Across the data below, how many lines hold "Λαογραφίας"? Answer with that number and nothing else.

[start of Data lines]

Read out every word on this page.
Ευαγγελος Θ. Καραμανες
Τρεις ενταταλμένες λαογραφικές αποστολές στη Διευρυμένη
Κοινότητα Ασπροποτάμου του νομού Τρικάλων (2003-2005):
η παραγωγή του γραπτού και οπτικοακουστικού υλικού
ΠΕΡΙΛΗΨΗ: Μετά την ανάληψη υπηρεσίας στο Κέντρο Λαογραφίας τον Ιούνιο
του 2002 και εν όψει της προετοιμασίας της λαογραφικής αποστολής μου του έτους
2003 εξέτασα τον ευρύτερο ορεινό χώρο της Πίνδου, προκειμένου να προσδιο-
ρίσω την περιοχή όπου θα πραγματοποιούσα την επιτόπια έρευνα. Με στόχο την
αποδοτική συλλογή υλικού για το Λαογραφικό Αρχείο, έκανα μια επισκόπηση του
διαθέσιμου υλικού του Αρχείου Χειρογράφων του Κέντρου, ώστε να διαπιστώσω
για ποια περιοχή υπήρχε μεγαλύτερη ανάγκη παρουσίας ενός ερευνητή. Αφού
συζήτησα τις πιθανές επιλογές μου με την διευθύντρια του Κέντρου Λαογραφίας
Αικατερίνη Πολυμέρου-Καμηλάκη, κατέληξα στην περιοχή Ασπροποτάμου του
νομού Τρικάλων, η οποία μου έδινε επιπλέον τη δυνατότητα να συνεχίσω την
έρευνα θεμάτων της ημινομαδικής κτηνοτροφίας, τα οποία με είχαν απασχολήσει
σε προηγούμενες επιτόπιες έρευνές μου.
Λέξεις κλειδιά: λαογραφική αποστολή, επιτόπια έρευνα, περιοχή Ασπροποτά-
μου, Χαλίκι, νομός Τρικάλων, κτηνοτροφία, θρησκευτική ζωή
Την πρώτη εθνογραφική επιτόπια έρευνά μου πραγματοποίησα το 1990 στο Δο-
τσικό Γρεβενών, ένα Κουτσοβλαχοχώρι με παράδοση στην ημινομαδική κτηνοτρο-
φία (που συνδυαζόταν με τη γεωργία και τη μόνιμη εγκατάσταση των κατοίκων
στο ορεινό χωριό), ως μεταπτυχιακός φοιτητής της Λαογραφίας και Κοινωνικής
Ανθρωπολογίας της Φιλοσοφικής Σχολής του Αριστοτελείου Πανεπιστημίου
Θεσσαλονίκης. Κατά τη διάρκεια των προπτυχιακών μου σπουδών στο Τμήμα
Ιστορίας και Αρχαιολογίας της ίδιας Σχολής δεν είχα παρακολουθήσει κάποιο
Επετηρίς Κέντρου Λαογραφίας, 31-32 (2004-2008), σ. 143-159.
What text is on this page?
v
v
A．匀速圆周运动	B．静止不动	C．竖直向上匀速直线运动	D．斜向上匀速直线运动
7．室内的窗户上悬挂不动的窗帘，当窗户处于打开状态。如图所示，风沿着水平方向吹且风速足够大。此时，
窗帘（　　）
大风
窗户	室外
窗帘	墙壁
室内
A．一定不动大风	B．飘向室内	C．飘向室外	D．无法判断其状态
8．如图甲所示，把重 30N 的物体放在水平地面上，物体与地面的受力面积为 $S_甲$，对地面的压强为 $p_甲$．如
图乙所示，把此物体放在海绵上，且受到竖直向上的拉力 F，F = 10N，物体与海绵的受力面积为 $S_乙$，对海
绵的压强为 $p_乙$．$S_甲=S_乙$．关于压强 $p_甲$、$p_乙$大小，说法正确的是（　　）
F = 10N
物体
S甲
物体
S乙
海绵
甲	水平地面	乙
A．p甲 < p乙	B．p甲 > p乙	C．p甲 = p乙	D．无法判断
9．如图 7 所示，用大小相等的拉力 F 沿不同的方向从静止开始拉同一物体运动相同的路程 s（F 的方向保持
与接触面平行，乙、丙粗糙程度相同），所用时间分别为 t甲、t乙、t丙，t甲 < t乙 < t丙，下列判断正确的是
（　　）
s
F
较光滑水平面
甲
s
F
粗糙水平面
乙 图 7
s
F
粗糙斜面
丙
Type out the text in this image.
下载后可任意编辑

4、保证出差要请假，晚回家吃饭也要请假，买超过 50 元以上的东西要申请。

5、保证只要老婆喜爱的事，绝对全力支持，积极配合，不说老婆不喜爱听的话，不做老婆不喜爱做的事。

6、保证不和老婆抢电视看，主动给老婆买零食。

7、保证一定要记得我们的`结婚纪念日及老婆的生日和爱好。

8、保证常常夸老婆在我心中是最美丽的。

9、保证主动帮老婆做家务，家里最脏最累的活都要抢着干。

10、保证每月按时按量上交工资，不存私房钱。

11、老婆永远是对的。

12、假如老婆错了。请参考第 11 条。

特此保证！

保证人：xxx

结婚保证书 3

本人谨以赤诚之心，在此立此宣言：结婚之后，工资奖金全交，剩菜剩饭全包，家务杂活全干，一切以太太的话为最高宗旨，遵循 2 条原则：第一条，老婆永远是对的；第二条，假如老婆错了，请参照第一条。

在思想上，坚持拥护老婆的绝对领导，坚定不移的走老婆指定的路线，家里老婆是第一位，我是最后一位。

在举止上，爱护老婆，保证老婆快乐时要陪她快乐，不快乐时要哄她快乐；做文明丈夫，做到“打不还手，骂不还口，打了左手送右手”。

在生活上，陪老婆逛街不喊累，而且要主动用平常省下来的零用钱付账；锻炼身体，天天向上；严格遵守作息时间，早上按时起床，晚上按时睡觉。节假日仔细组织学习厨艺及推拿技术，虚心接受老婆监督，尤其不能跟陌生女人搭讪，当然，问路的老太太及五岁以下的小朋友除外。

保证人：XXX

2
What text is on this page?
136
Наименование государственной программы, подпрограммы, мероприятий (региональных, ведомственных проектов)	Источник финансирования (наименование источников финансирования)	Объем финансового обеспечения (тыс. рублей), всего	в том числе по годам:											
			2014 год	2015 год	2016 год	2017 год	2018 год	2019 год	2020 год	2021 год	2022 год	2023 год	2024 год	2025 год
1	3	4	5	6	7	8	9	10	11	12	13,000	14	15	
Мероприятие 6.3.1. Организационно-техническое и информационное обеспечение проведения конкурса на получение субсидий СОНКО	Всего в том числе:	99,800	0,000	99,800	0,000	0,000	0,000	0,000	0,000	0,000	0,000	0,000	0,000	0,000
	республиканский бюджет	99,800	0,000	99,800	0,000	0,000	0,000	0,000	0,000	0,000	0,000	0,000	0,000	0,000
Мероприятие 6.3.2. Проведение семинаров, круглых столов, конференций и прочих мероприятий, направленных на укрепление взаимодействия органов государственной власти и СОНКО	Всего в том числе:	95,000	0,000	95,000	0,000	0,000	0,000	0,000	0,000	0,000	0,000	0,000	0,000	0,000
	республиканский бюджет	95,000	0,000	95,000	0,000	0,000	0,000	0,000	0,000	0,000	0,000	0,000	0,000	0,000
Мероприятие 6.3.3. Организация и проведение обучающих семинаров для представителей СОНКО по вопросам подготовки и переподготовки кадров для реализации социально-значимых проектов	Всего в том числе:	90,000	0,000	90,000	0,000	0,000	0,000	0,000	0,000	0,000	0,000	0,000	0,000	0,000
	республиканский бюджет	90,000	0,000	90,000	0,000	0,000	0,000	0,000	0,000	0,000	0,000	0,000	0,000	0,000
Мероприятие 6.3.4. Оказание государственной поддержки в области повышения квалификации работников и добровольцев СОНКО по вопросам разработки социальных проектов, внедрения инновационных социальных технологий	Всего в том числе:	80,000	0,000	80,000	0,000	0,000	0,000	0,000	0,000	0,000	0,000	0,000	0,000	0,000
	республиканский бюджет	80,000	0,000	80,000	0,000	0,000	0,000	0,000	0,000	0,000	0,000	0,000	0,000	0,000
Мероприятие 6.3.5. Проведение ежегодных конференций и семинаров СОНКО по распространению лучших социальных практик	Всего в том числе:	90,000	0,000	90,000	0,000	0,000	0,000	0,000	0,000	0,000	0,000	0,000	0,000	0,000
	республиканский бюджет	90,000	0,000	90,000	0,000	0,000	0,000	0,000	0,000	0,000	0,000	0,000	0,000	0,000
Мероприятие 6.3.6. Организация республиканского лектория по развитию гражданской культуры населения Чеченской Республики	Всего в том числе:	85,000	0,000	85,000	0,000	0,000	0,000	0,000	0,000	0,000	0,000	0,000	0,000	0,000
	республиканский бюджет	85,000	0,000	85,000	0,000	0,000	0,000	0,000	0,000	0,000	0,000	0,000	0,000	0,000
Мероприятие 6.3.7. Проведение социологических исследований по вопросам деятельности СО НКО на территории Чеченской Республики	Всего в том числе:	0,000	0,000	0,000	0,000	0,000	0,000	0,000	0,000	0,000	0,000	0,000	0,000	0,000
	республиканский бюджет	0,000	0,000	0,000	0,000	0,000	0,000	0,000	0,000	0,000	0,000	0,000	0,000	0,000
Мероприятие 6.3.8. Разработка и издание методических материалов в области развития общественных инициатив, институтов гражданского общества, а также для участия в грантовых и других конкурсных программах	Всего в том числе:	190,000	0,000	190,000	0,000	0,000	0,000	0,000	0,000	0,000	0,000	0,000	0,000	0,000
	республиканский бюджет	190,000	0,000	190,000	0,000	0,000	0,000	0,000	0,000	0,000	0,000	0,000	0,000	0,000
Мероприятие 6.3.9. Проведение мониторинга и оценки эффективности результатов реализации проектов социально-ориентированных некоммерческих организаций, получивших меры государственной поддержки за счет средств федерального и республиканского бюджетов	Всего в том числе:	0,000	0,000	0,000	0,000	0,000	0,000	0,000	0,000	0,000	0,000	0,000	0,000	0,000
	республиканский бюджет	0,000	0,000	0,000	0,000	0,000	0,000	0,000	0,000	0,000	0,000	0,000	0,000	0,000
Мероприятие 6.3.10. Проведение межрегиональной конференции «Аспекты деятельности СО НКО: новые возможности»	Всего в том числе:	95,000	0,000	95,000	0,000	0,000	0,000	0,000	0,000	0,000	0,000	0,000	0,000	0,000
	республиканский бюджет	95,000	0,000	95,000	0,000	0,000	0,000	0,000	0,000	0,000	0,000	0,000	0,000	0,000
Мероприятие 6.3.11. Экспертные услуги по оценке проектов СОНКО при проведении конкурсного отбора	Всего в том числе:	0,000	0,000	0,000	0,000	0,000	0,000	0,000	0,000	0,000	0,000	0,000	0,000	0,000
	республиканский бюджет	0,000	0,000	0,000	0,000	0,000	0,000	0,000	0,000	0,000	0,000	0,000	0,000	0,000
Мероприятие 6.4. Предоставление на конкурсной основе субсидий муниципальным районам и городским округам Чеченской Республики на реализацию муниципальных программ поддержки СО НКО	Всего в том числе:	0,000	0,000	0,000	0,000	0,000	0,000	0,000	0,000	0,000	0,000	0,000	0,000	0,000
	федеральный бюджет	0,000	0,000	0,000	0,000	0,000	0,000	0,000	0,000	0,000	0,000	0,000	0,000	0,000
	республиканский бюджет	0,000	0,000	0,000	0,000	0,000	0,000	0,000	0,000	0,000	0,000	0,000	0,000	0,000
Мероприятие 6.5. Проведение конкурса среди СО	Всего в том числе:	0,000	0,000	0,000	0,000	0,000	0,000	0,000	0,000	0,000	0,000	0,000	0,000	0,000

[end of Data lines]

§ **Right answer**
4